### STATED PROBLEM:
Reply with one number only: the count of lines below that contain the word "JSON".

#### SUPPLIED ENTRIES ####

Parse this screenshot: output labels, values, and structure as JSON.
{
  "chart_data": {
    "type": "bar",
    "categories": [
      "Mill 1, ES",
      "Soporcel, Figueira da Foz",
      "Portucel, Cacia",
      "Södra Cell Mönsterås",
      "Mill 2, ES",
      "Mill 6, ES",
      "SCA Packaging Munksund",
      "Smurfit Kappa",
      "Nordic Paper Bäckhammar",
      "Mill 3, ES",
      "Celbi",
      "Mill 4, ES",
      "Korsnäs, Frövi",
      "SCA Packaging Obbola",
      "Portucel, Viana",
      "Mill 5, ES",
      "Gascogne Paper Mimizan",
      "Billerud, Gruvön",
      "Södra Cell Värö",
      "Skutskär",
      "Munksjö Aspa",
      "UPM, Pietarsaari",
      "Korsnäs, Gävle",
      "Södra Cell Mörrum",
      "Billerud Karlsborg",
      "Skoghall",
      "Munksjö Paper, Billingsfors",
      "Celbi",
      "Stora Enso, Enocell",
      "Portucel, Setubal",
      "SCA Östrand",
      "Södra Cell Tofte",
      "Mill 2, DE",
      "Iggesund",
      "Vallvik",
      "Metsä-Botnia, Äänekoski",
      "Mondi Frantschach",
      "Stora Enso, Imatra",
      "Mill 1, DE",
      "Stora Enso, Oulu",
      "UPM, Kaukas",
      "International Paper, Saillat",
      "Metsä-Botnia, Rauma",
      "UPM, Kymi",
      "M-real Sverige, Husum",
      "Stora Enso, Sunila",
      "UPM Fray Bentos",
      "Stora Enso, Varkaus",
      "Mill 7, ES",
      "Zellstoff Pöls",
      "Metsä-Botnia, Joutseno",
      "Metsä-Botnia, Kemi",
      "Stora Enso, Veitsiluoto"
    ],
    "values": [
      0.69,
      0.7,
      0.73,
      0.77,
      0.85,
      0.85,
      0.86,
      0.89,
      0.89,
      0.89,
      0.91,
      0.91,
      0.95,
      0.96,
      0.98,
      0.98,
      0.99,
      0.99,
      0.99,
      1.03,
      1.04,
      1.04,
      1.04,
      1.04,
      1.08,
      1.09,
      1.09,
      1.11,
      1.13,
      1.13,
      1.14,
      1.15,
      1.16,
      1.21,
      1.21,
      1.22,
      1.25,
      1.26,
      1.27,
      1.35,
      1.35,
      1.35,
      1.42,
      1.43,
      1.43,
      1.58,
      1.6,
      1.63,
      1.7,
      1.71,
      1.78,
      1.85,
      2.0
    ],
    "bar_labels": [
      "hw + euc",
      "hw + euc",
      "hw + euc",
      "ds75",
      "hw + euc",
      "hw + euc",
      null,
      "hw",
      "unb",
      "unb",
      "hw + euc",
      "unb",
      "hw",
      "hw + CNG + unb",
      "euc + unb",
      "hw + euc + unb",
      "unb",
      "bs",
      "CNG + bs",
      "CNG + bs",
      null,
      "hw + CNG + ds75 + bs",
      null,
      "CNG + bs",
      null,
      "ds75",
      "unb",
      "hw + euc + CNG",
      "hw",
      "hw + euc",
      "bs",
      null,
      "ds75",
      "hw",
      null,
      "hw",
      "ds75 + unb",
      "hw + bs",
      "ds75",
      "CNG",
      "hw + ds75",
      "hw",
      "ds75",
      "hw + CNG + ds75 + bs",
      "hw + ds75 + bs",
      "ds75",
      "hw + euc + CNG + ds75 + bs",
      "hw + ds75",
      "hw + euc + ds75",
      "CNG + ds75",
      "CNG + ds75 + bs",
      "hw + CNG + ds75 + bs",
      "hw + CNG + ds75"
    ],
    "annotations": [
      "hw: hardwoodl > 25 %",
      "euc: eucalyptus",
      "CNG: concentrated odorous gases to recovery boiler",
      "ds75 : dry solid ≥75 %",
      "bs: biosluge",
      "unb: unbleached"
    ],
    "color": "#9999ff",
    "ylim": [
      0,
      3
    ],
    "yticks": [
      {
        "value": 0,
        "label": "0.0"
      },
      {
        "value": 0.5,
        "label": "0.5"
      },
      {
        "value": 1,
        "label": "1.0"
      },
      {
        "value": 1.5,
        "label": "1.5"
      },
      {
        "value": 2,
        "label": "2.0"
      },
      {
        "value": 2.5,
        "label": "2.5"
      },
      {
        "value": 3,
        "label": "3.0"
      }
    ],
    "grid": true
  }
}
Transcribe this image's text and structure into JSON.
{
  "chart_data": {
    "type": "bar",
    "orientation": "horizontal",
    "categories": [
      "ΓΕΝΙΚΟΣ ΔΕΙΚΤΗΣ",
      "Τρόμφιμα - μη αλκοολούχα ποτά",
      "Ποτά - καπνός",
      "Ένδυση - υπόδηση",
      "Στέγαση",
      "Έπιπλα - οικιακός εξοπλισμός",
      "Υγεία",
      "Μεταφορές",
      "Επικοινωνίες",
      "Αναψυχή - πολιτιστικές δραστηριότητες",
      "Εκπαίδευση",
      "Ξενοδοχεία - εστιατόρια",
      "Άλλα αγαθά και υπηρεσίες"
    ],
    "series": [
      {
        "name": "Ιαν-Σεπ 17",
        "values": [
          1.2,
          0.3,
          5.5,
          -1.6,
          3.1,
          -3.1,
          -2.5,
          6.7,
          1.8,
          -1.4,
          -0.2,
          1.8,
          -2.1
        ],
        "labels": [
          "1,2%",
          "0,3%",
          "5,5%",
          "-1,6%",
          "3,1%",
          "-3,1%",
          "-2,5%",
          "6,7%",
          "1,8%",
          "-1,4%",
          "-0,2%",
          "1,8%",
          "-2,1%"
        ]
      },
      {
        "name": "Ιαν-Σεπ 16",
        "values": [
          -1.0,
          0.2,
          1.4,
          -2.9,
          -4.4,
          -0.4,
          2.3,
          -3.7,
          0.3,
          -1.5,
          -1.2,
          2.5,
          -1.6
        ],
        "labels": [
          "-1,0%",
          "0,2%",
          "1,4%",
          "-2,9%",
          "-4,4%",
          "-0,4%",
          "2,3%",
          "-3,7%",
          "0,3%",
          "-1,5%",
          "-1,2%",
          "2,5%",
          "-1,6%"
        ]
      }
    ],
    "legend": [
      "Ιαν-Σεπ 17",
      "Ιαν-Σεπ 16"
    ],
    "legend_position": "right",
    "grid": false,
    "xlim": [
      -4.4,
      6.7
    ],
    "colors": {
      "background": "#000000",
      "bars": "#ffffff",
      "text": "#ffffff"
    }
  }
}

####

### ANSWER BELOW:
2